┌─ DATA FOR PROCESSING

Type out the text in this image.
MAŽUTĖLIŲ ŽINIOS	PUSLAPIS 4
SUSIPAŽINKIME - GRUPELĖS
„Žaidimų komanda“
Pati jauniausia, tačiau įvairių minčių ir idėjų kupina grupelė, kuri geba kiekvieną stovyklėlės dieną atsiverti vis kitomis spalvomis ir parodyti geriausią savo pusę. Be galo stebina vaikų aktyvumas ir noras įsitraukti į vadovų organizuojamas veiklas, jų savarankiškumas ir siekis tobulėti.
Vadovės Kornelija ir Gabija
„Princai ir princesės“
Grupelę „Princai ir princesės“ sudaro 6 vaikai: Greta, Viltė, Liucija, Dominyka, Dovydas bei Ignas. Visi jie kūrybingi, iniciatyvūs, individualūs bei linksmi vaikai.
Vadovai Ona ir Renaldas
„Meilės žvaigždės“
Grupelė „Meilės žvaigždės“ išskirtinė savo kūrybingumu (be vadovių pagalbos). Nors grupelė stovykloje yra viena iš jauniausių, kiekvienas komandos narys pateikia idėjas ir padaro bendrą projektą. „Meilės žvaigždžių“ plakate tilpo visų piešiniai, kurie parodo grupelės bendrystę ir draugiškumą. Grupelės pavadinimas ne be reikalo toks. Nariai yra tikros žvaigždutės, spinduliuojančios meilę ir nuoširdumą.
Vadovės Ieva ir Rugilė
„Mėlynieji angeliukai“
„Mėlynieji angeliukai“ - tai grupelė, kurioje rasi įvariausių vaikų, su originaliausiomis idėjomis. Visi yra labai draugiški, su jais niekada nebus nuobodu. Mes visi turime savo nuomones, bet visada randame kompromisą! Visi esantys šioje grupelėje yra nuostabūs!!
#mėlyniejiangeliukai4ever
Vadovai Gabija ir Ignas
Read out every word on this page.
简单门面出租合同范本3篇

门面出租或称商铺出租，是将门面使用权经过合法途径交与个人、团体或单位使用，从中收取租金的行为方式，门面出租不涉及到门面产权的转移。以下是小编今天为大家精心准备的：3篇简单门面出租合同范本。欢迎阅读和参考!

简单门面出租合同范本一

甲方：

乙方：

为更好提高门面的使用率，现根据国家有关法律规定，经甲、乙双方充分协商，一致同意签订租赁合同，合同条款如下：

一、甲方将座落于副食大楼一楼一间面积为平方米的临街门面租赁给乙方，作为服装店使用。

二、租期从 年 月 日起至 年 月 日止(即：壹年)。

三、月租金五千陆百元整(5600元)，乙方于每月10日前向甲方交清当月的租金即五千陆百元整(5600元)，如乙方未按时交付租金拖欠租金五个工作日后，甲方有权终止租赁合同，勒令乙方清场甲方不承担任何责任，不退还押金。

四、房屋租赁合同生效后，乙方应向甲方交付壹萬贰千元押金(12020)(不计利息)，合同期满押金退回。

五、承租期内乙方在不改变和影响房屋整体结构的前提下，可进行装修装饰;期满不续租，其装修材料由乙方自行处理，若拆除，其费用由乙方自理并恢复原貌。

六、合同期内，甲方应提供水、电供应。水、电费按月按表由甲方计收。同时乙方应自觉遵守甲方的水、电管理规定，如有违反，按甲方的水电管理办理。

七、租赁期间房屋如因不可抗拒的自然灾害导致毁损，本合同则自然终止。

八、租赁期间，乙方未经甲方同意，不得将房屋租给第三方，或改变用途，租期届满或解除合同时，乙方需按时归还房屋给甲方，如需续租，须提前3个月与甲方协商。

└─

REQUIRED TASK. Give the number of lines above in which the word "Vadovai" occurs, with nothing else.

COMPLETED EXERCISE. 2